[START GIVEN RECORDS]

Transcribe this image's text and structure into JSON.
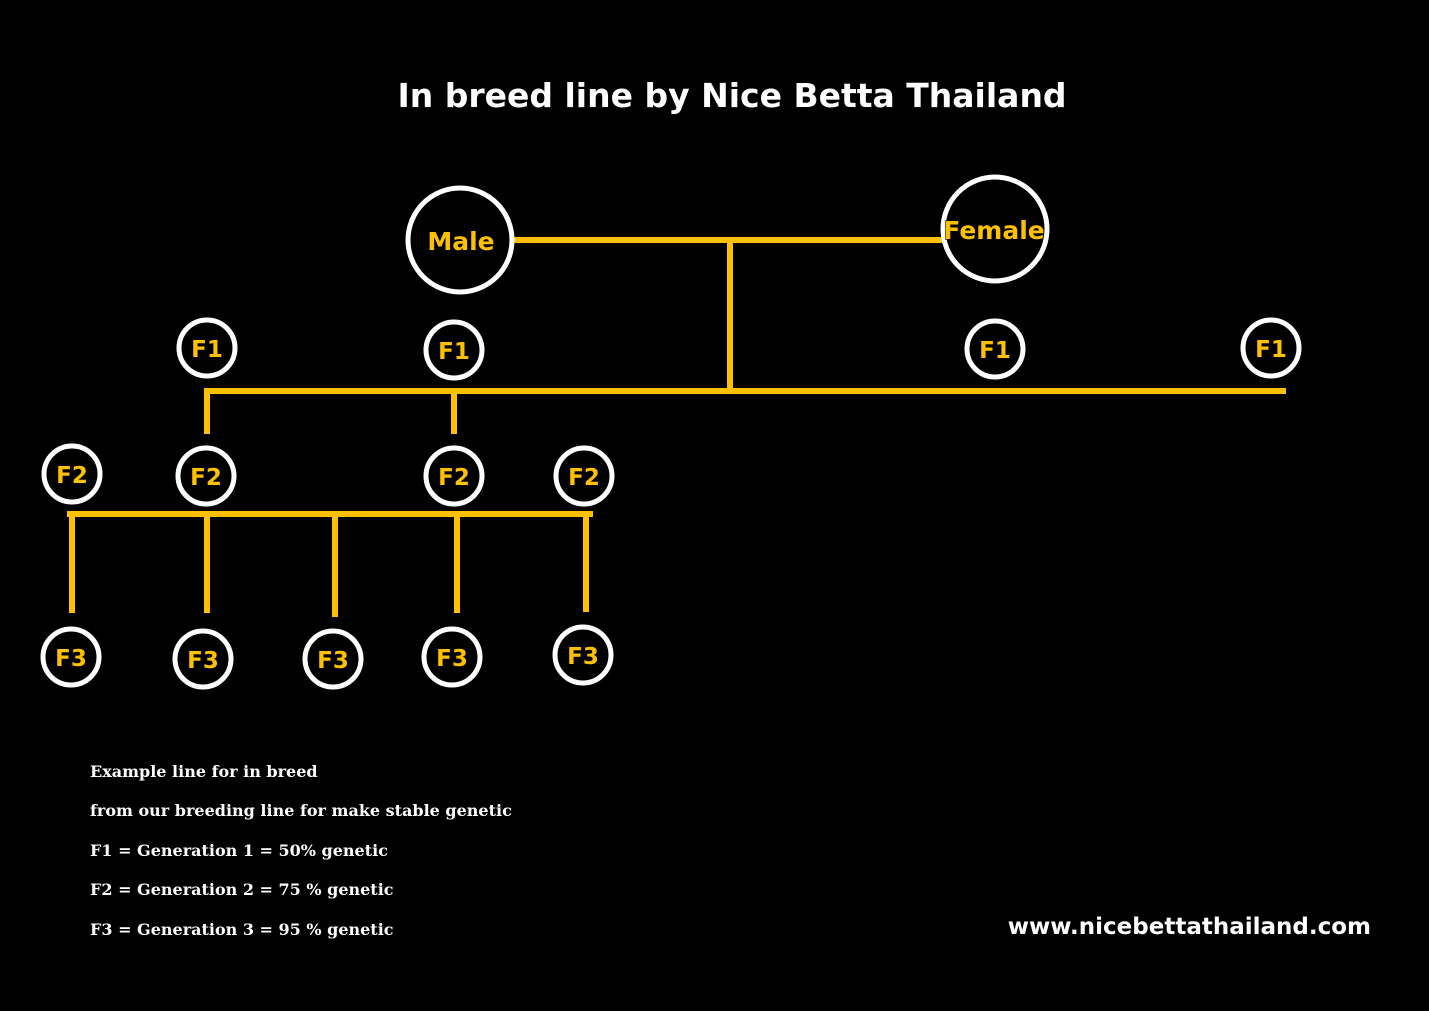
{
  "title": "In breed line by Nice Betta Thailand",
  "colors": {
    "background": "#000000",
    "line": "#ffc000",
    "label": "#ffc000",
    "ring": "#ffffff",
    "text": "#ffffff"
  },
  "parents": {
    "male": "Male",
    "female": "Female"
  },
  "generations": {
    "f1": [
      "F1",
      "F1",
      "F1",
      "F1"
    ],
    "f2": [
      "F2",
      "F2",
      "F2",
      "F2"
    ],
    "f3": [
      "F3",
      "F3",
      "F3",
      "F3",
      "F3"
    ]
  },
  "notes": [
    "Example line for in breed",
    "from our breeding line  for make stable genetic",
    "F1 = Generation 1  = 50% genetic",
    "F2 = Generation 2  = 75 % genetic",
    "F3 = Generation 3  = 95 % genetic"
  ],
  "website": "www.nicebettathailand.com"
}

[END GIVEN RECORDS]

**INSTRUCTION:** Extract the full listing above verbatim; pictures are to be left out of the copy.

**SOLUTION FOR THIS EXERCISE:**
Transcribe this image's text and structure into JSON.
{
  "title": "In breed line by Nice Betta Thailand",
  "colors": {
    "background": "#000000",
    "line": "#ffc000",
    "label": "#ffc000",
    "ring": "#ffffff",
    "text": "#ffffff"
  },
  "parents": {
    "male": "Male",
    "female": "Female"
  },
  "generations": {
    "f1": [
      "F1",
      "F1",
      "F1",
      "F1"
    ],
    "f2": [
      "F2",
      "F2",
      "F2",
      "F2"
    ],
    "f3": [
      "F3",
      "F3",
      "F3",
      "F3",
      "F3"
    ]
  },
  "notes": [
    "Example line for in breed",
    "from our breeding line  for make stable genetic",
    "F1 = Generation 1  = 50% genetic",
    "F2 = Generation 2  = 75 % genetic",
    "F3 = Generation 3  = 95 % genetic"
  ],
  "website": "www.nicebettathailand.com"
}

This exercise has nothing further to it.